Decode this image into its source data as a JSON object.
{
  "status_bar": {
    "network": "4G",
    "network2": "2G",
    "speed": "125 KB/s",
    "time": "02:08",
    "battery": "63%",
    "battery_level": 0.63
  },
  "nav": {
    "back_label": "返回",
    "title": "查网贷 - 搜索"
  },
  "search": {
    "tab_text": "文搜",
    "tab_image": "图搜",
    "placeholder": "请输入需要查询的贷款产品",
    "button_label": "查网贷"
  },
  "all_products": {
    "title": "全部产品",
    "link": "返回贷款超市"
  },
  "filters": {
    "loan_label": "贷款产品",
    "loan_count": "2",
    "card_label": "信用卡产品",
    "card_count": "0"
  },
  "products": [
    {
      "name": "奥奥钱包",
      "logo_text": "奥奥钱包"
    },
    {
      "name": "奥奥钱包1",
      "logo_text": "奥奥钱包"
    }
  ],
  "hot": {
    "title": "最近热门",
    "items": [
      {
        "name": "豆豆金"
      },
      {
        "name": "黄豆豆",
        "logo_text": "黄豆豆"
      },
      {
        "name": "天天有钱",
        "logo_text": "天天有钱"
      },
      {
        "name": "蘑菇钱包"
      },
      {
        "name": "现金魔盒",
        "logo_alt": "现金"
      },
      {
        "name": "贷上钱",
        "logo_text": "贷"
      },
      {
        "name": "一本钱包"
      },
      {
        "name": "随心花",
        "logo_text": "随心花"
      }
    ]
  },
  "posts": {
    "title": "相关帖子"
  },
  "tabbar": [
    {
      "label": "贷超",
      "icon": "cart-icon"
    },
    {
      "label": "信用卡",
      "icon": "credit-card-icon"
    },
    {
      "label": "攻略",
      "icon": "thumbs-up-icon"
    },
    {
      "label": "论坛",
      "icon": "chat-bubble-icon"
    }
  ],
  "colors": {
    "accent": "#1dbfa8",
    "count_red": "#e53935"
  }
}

__To do__
Reproduce the data shown above exactly.

__Complete output__
Decode this image into its source data as a JSON object.
{
  "status_bar": {
    "network": "4G",
    "network2": "2G",
    "speed": "125 KB/s",
    "time": "02:08",
    "battery": "63%",
    "battery_level": 0.63
  },
  "nav": {
    "back_label": "返回",
    "title": "查网贷 - 搜索"
  },
  "search": {
    "tab_text": "文搜",
    "tab_image": "图搜",
    "placeholder": "请输入需要查询的贷款产品",
    "button_label": "查网贷"
  },
  "all_products": {
    "title": "全部产品",
    "link": "返回贷款超市"
  },
  "filters": {
    "loan_label": "贷款产品",
    "loan_count": "2",
    "card_label": "信用卡产品",
    "card_count": "0"
  },
  "products": [
    {
      "name": "奥奥钱包",
      "logo_text": "奥奥钱包"
    },
    {
      "name": "奥奥钱包1",
      "logo_text": "奥奥钱包"
    }
  ],
  "hot": {
    "title": "最近热门",
    "items": [
      {
        "name": "豆豆金"
      },
      {
        "name": "黄豆豆",
        "logo_text": "黄豆豆"
      },
      {
        "name": "天天有钱",
        "logo_text": "天天有钱"
      },
      {
        "name": "蘑菇钱包"
      },
      {
        "name": "现金魔盒",
        "logo_alt": "现金"
      },
      {
        "name": "贷上钱",
        "logo_text": "贷"
      },
      {
        "name": "一本钱包"
      },
      {
        "name": "随心花",
        "logo_text": "随心花"
      }
    ]
  },
  "posts": {
    "title": "相关帖子"
  },
  "tabbar": [
    {
      "label": "贷超",
      "icon": "cart-icon"
    },
    {
      "label": "信用卡",
      "icon": "credit-card-icon"
    },
    {
      "label": "攻略",
      "icon": "thumbs-up-icon"
    },
    {
      "label": "论坛",
      "icon": "chat-bubble-icon"
    }
  ],
  "colors": {
    "accent": "#1dbfa8",
    "count_red": "#e53935"
  }
}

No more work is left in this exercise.